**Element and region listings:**
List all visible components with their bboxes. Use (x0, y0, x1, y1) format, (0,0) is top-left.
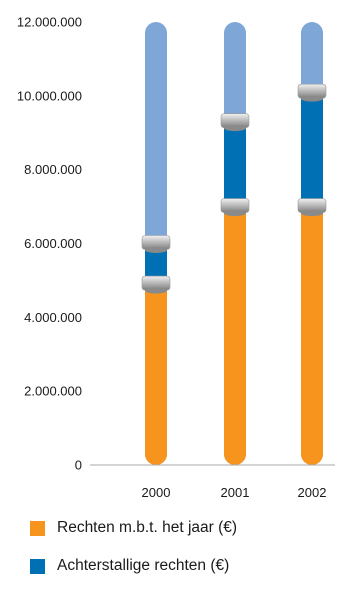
x-tick-label: 2001 (221, 485, 250, 500)
legend-item-rechten: Rechten m.b.t. het jaar (€) (30, 518, 237, 538)
legend-item-achterstallig: Achterstallige rechten (€) (30, 556, 237, 576)
y-tick-label: 2.000.000 (24, 384, 82, 399)
connector-rechten (141, 275, 171, 294)
connector-shadow (145, 287, 167, 294)
x-tick-label: 2000 (142, 485, 171, 500)
connector-achterstallig (220, 113, 250, 132)
connector-shadow (145, 247, 167, 253)
legend-swatch-achterstallig (30, 558, 45, 574)
bar-group-2001 (220, 22, 250, 466)
bar-segment-achterstallig (145, 243, 167, 285)
y-tick-label: 10.000.000 (17, 88, 82, 103)
x-axis: 2000 2001 2002 (90, 464, 335, 500)
x-tick-label: 2002 (298, 485, 327, 500)
y-tick-label: 12.000.000 (17, 15, 82, 30)
legend-swatch-rechten (30, 520, 45, 536)
connector-shadow (301, 210, 323, 217)
legend-label-achterstallig: Achterstallige rechten (€) (57, 557, 230, 574)
legend-label-rechten: Rechten m.b.t. het jaar (€) (57, 519, 238, 536)
connector-achterstallig (141, 235, 171, 253)
legend: Rechten m.b.t. het jaar (€) Achterstalli… (30, 518, 237, 594)
connector-shadow (301, 95, 323, 102)
y-axis: 0 2.000.000 4.000.000 6.000.000 8.000.000 10.… (17, 15, 82, 473)
connector-rechten (297, 198, 327, 217)
bar-segment-achterstallig (224, 121, 246, 207)
bar-segment-rechten (145, 284, 167, 465)
y-tick-label: 0 (75, 458, 82, 473)
bars (141, 22, 327, 466)
connector-achterstallig (297, 83, 327, 102)
stacked-bar-chart: 0 2.000.000 4.000.000 6.000.000 8.000.000 10.… (17, 15, 335, 500)
connector-rechten (220, 198, 250, 217)
connector-shadow (224, 210, 246, 217)
bar-segment-rechten (301, 206, 323, 466)
y-tick-label: 4.000.000 (24, 310, 82, 325)
y-tick-label: 6.000.000 (24, 236, 82, 251)
y-tick-label: 8.000.000 (24, 162, 82, 177)
bar-segment-rechten (224, 206, 246, 466)
connector-shadow (224, 125, 246, 132)
bar-group-2002 (297, 22, 327, 466)
bar-group-2000 (141, 22, 171, 465)
bar-segment-achterstallig (301, 92, 323, 207)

**WRITTEN TASK:**
Reproduce every line of the material above word for word, leaving out the picture.

**COMPLETED TASK:**
List all visible components with their bboxes. Use (x0, y0, x1, y1) format, (0,0) is top-left.
x-tick-label: 2001 (221, 485, 250, 500)
legend-item-rechten: Rechten m.b.t. het jaar (€) (30, 518, 237, 538)
legend-item-achterstallig: Achterstallige rechten (€) (30, 556, 237, 576)
y-tick-label: 2.000.000 (24, 384, 82, 399)
connector-rechten (141, 275, 171, 294)
connector-shadow (145, 287, 167, 294)
x-tick-label: 2000 (142, 485, 171, 500)
connector-achterstallig (220, 113, 250, 132)
connector-shadow (145, 247, 167, 253)
legend-swatch-achterstallig (30, 558, 45, 574)
bar-group-2001 (220, 22, 250, 466)
bar-segment-achterstallig (145, 243, 167, 285)
y-tick-label: 10.000.000 (17, 88, 82, 103)
x-axis: 2000 2001 2002 (90, 464, 335, 500)
x-tick-label: 2002 (298, 485, 327, 500)
y-tick-label: 12.000.000 (17, 15, 82, 30)
legend-swatch-rechten (30, 520, 45, 536)
connector-shadow (301, 210, 323, 217)
legend-label-achterstallig: Achterstallige rechten (€) (57, 557, 230, 574)
legend-label-rechten: Rechten m.b.t. het jaar (€) (57, 519, 238, 536)
connector-achterstallig (141, 235, 171, 253)
legend: Rechten m.b.t. het jaar (€) Achterstalli… (30, 518, 237, 594)
connector-shadow (301, 95, 323, 102)
y-axis: 0 2.000.000 4.000.000 6.000.000 8.000.000 10.… (17, 15, 82, 473)
connector-rechten (297, 198, 327, 217)
bar-segment-achterstallig (224, 121, 246, 207)
bar-segment-rechten (145, 284, 167, 465)
y-tick-label: 0 (75, 458, 82, 473)
bars (141, 22, 327, 466)
connector-achterstallig (297, 83, 327, 102)
stacked-bar-chart: 0 2.000.000 4.000.000 6.000.000 8.000.000 10.… (17, 15, 335, 500)
connector-rechten (220, 198, 250, 217)
connector-shadow (224, 210, 246, 217)
bar-segment-rechten (301, 206, 323, 466)
y-tick-label: 4.000.000 (24, 310, 82, 325)
y-tick-label: 6.000.000 (24, 236, 82, 251)
y-tick-label: 8.000.000 (24, 162, 82, 177)
bar-segment-rechten (224, 206, 246, 466)
connector-shadow (224, 125, 246, 132)
bar-group-2002 (297, 22, 327, 466)
bar-group-2000 (141, 22, 171, 465)
bar-segment-achterstallig (301, 92, 323, 207)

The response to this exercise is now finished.